Problems:
• 1. In the forum post on nearest neighbor tour algorithms, what runtime complexity does the writer give for nn_tsp?
• 2. Reproduce the part of the forum post on nearest neighbor tour algorithms word for word, starting at "So here is my Code for the repeated" and ending at "the best tour.".

Page text:
-------------------------

So I've tried several samples and I don't understand why one of my algorithm is faster than the other one.
So here is my Code for the repeated nearest neighbor (RNN) algorithm:
def repeated_nn_tsp(cities):
return shortest_tour(nn_tsp(cities, start) for start in cities)
def shortest_tour(self, tours):
return min(tours, key=self.tour_length)
nn_tsp has a runtime complexity of O(n^2) and every startpoint will create a new NN Tour. Through all NN tours I have to find the best tour.
That's why I think the time complexity of the RNN has to be T(n)=O(n^3) and T(n)=Θ(n^3).
So here is my Code for the altered nearest neighbor (ANN) algorithm:
def alter_tour(tour):
original_length = tour_length(tour)
for (start, end) in all_segments(len(tour)):
reverse_segment_if_better(tour, start, end)
if tour_length(tour) < original_length:
return alter_tour(tour)
return tour
def all_segments(N):
return [(start, start + length) for length in range(N, 2-1, -1) for start in range(N - length + 1)]
def reverse_segment_if_better(tour, i, j):
A, B, C, D = tour[i-1], tour[i], tour[j-1], tour[j % len(tour)]
if distance(A, B) + distance(C, D) > distance(A, C) + distance(B, D):
tour[i:j] = reversed(tour[i:j])
The time complexity of all_segments should be T(n) = O(1/2 * n^2 - 0.5n) -> O(n^2) and creates n^2 elements.
Inside the Loop through all_segments (through n^2 elements) I call the function reverse_segment_if_better. I'll use the reversed method of python, which causes a time complexity of O(n).

-------------------------

Provided material:
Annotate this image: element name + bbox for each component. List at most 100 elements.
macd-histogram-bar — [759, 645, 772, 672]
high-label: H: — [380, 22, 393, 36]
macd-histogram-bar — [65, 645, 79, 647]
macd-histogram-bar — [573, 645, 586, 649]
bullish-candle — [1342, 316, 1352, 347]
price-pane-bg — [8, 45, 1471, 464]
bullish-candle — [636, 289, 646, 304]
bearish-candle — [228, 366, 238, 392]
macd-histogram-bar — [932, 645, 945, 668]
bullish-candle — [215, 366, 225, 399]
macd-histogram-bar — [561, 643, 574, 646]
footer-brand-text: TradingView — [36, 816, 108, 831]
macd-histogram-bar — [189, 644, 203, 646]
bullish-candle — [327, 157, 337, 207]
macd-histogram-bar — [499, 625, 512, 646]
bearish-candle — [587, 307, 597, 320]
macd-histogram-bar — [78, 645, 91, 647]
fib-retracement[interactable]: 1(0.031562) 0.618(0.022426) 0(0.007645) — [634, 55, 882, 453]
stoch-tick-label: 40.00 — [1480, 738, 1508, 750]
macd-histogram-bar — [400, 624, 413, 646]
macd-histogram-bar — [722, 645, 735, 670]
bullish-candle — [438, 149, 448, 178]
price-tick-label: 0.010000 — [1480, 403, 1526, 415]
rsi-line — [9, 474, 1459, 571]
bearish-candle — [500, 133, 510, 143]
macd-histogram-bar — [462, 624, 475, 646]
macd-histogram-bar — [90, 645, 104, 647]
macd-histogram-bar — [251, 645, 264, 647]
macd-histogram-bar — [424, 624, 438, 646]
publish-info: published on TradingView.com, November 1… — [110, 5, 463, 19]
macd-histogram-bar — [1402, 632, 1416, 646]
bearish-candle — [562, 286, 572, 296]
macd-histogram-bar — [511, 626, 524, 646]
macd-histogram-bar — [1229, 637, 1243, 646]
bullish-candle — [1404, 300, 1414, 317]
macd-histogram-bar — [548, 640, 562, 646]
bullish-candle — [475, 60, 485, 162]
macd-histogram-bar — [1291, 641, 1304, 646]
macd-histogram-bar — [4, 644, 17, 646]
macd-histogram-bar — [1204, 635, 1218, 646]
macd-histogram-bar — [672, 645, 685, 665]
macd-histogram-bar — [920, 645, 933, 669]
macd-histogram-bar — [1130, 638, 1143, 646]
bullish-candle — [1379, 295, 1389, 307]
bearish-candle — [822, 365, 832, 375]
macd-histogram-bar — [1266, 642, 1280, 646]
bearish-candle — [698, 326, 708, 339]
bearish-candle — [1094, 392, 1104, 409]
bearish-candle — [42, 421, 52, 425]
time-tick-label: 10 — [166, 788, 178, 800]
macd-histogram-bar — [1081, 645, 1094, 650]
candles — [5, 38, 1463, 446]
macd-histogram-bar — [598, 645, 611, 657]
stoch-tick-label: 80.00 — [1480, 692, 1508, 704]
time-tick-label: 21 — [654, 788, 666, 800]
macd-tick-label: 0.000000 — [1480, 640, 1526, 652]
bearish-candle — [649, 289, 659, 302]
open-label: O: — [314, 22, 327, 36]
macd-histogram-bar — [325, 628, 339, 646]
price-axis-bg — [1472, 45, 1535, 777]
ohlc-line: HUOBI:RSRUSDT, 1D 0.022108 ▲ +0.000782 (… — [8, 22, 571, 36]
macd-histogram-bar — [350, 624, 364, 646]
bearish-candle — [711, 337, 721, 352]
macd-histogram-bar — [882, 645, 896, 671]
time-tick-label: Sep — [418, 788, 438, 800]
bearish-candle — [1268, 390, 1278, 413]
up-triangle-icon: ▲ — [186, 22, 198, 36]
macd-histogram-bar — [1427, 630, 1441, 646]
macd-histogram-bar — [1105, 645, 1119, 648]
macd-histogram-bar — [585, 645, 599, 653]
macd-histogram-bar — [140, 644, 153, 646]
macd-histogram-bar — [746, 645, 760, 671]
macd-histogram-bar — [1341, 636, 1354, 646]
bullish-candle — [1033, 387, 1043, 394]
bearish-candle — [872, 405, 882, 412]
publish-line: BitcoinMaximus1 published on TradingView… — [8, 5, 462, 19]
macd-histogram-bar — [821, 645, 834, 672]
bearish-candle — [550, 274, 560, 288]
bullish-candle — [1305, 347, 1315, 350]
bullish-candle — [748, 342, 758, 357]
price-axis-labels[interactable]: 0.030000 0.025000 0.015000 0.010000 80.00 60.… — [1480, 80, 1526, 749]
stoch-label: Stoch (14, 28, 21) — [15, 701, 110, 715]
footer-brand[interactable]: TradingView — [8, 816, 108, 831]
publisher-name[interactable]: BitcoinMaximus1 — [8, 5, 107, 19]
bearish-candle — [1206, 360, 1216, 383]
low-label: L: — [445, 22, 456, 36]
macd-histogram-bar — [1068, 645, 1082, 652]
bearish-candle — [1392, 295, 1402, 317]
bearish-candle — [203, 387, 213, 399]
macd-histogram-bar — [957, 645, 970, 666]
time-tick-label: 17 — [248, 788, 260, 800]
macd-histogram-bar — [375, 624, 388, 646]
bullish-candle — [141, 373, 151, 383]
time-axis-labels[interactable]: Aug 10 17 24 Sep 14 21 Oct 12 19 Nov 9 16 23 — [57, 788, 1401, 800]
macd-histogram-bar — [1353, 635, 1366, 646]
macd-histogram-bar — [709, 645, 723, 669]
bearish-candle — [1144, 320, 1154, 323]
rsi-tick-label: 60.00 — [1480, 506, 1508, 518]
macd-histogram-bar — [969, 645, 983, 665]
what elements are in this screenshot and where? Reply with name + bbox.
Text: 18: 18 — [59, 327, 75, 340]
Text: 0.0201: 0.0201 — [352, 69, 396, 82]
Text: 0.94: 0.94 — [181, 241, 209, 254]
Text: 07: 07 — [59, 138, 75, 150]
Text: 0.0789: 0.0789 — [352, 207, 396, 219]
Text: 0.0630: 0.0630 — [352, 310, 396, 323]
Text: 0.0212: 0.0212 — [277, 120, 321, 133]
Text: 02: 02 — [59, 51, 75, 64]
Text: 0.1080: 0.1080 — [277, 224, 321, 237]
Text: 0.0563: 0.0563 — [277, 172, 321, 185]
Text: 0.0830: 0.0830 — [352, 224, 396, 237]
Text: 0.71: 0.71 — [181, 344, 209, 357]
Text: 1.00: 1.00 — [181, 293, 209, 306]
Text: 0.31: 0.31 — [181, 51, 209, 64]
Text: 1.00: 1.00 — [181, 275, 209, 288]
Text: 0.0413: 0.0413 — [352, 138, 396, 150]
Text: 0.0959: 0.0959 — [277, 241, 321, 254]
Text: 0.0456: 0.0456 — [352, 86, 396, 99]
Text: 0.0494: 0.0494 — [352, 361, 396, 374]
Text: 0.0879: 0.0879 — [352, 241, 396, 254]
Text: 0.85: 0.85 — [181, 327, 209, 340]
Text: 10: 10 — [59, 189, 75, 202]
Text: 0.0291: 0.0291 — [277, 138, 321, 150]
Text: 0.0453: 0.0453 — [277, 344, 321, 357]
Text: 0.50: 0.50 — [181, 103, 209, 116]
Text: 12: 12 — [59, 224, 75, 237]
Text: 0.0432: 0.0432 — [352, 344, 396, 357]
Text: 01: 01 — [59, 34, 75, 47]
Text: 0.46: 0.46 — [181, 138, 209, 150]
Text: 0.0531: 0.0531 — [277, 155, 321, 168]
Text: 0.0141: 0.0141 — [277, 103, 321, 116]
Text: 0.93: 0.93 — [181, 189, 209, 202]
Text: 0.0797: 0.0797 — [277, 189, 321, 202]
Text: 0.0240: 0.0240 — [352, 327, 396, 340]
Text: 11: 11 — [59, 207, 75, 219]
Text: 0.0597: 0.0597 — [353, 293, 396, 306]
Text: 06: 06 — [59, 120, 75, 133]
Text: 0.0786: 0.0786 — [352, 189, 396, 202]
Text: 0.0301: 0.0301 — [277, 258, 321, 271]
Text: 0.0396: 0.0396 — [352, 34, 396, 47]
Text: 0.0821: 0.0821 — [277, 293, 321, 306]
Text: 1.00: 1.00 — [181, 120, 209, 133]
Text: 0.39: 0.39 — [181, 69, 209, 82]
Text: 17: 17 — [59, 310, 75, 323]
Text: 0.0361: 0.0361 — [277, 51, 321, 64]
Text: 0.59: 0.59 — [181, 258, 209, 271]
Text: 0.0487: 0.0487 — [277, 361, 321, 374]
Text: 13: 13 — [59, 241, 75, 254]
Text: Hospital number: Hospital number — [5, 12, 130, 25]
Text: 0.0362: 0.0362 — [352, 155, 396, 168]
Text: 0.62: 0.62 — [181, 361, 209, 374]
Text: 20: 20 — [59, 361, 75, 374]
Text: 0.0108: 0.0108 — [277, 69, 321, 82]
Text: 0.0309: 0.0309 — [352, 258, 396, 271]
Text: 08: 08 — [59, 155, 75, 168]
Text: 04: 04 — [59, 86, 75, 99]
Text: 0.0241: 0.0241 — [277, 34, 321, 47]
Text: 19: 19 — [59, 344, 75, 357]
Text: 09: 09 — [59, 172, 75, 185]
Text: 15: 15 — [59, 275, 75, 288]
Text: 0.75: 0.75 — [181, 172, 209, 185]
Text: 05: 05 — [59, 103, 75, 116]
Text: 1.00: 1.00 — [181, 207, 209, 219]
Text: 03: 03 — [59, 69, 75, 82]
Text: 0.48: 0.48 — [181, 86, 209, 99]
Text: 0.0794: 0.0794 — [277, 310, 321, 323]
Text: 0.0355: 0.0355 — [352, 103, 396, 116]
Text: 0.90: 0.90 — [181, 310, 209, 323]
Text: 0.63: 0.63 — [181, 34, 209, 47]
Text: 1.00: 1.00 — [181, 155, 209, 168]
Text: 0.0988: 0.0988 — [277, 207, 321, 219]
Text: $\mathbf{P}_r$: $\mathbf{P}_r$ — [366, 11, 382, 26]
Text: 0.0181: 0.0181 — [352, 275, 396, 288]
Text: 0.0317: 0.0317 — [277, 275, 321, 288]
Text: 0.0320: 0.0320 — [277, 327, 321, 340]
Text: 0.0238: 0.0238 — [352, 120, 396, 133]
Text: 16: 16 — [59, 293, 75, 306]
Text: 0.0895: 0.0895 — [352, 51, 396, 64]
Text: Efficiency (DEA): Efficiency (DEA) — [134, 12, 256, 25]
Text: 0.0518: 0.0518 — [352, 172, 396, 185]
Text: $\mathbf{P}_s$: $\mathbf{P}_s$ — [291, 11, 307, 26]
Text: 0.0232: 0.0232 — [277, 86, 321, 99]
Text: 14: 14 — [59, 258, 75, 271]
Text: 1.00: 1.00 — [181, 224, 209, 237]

-------------------------

Answers by task:
• 1. O(n^2)

• 2.
So here is my Code for the repeated nearest neighbor (RNN) algorithm:
def repeated_nn_tsp(cities):
return shortest_tour(nn_tsp(cities, start) for start in cities)
def shortest_tour(self, tours):
return min(tours, key=self.tour_length)
nn_tsp has a runtime complexity of O(n^2) and every startpoint will create a new NN Tour. Through all NN tours I have to find the best tour.